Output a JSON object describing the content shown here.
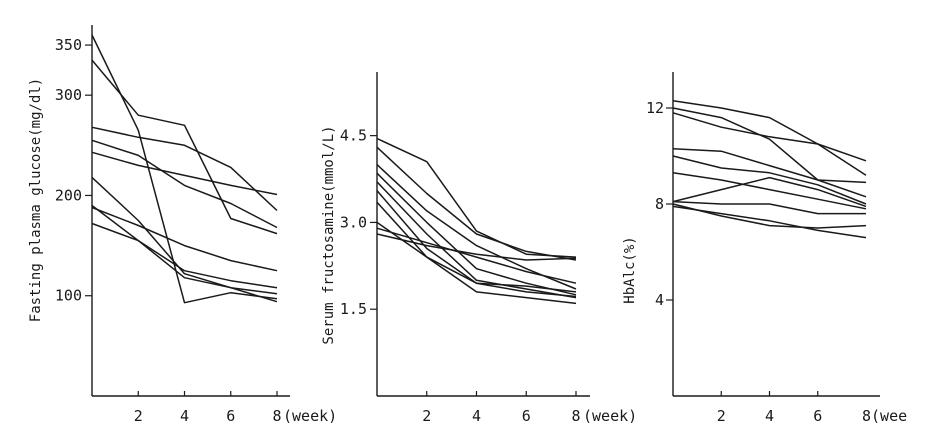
{
  "chart_data": [
    {
      "type": "line",
      "ylabel": "Fasting plasma glucose(mg/dl)",
      "xlabel": "(week)",
      "x_ticks": [
        "2",
        "4",
        "6",
        "8"
      ],
      "y_ticks": [
        "100",
        "200",
        "300",
        "350"
      ],
      "ylim": [
        0,
        370
      ],
      "xlim": [
        0,
        8.5
      ],
      "series": [
        {
          "x": [
            0,
            2,
            4,
            6,
            8
          ],
          "values": [
            360,
            265,
            93,
            103,
            97
          ]
        },
        {
          "x": [
            0,
            2,
            4,
            6,
            8
          ],
          "values": [
            335,
            280,
            270,
            177,
            162
          ]
        },
        {
          "x": [
            0,
            2,
            4,
            6,
            8
          ],
          "values": [
            268,
            258,
            250,
            228,
            185
          ]
        },
        {
          "x": [
            0,
            2,
            4,
            6,
            8
          ],
          "values": [
            255,
            240,
            210,
            192,
            168
          ]
        },
        {
          "x": [
            0,
            2,
            4,
            6,
            8
          ],
          "values": [
            243,
            230,
            220,
            210,
            201
          ]
        },
        {
          "x": [
            0,
            2,
            4,
            6,
            8
          ],
          "values": [
            218,
            175,
            122,
            108,
            102
          ]
        },
        {
          "x": [
            0,
            2,
            4,
            6,
            8
          ],
          "values": [
            190,
            155,
            118,
            108,
            94
          ]
        },
        {
          "x": [
            0,
            2,
            4,
            6,
            8
          ],
          "values": [
            188,
            170,
            150,
            135,
            125
          ]
        },
        {
          "x": [
            0,
            2,
            4,
            6,
            8
          ],
          "values": [
            172,
            155,
            125,
            115,
            108
          ]
        }
      ]
    },
    {
      "type": "line",
      "ylabel": "Serum fructosamine(mmol/L)",
      "xlabel": "(week)",
      "x_ticks": [
        "2",
        "4",
        "6",
        "8"
      ],
      "y_ticks": [
        "1.5",
        "3.0",
        "4.5"
      ],
      "ylim": [
        0,
        5.6
      ],
      "xlim": [
        0,
        8.5
      ],
      "series": [
        {
          "x": [
            0,
            2,
            4,
            6,
            8
          ],
          "values": [
            4.45,
            4.05,
            2.85,
            2.45,
            2.4
          ]
        },
        {
          "x": [
            0,
            2,
            4,
            6,
            8
          ],
          "values": [
            4.3,
            3.5,
            2.8,
            2.5,
            2.35
          ]
        },
        {
          "x": [
            0,
            2,
            4,
            6,
            8
          ],
          "values": [
            4.0,
            3.2,
            2.6,
            2.2,
            1.85
          ]
        },
        {
          "x": [
            0,
            2,
            4,
            6,
            8
          ],
          "values": [
            3.85,
            3.0,
            2.2,
            1.95,
            1.75
          ]
        },
        {
          "x": [
            0,
            2,
            4,
            6,
            8
          ],
          "values": [
            3.7,
            2.8,
            2.0,
            1.85,
            1.7
          ]
        },
        {
          "x": [
            0,
            2,
            4,
            6,
            8
          ],
          "values": [
            3.55,
            2.55,
            1.95,
            1.9,
            1.8
          ]
        },
        {
          "x": [
            0,
            2,
            4,
            6,
            8
          ],
          "values": [
            3.35,
            2.4,
            1.8,
            1.7,
            1.6
          ]
        },
        {
          "x": [
            0,
            2,
            4,
            6,
            8
          ],
          "values": [
            3.0,
            2.4,
            1.95,
            1.8,
            1.72
          ]
        },
        {
          "x": [
            0,
            2,
            4,
            6,
            8
          ],
          "values": [
            2.9,
            2.65,
            2.4,
            2.15,
            1.95
          ]
        },
        {
          "x": [
            0,
            2,
            4,
            6,
            8
          ],
          "values": [
            2.8,
            2.6,
            2.45,
            2.35,
            2.38
          ]
        }
      ]
    },
    {
      "type": "line",
      "ylabel": "HbAlc(%)",
      "xlabel": "8(wee",
      "x_ticks": [
        "2",
        "4",
        "6"
      ],
      "y_ticks": [
        "4",
        "8",
        "12"
      ],
      "ylim": [
        0,
        13.5
      ],
      "xlim": [
        0,
        8.5
      ],
      "series": [
        {
          "x": [
            0,
            2,
            4,
            6,
            8
          ],
          "values": [
            12.3,
            12.0,
            11.6,
            10.5,
            9.2
          ]
        },
        {
          "x": [
            0,
            2,
            4,
            6,
            8
          ],
          "values": [
            12.0,
            11.6,
            10.7,
            9.0,
            8.9
          ]
        },
        {
          "x": [
            0,
            2,
            4,
            6,
            8
          ],
          "values": [
            11.8,
            11.2,
            10.8,
            10.5,
            9.8
          ]
        },
        {
          "x": [
            0,
            2,
            4,
            6,
            8
          ],
          "values": [
            10.3,
            10.2,
            9.6,
            9.0,
            8.3
          ]
        },
        {
          "x": [
            0,
            2,
            4,
            6,
            8
          ],
          "values": [
            10.0,
            9.5,
            9.3,
            8.8,
            8.0
          ]
        },
        {
          "x": [
            0,
            2,
            4,
            6,
            8
          ],
          "values": [
            9.3,
            9.0,
            8.6,
            8.2,
            7.8
          ]
        },
        {
          "x": [
            0,
            2,
            4,
            6,
            8
          ],
          "values": [
            8.1,
            8.6,
            9.1,
            8.6,
            7.9
          ]
        },
        {
          "x": [
            0,
            2,
            4,
            6,
            8
          ],
          "values": [
            8.1,
            8.0,
            8.0,
            7.6,
            7.6
          ]
        },
        {
          "x": [
            0,
            2,
            4,
            6,
            8
          ],
          "values": [
            8.0,
            7.5,
            7.1,
            7.0,
            7.1
          ]
        },
        {
          "x": [
            0,
            2,
            4,
            6,
            8
          ],
          "values": [
            7.9,
            7.6,
            7.3,
            6.9,
            6.6
          ]
        }
      ]
    }
  ]
}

******************************

▶ _TASK OBJECTIVE_
Copy out each line of the data where the string "ylabel" appears.

▶ _COMPLETE OUTPUT_
      "ylabel": "Fasting plasma glucose(mg/dl)",
      "ylabel": "Serum fructosamine(mmol/L)",
      "ylabel": "HbAlc(%)",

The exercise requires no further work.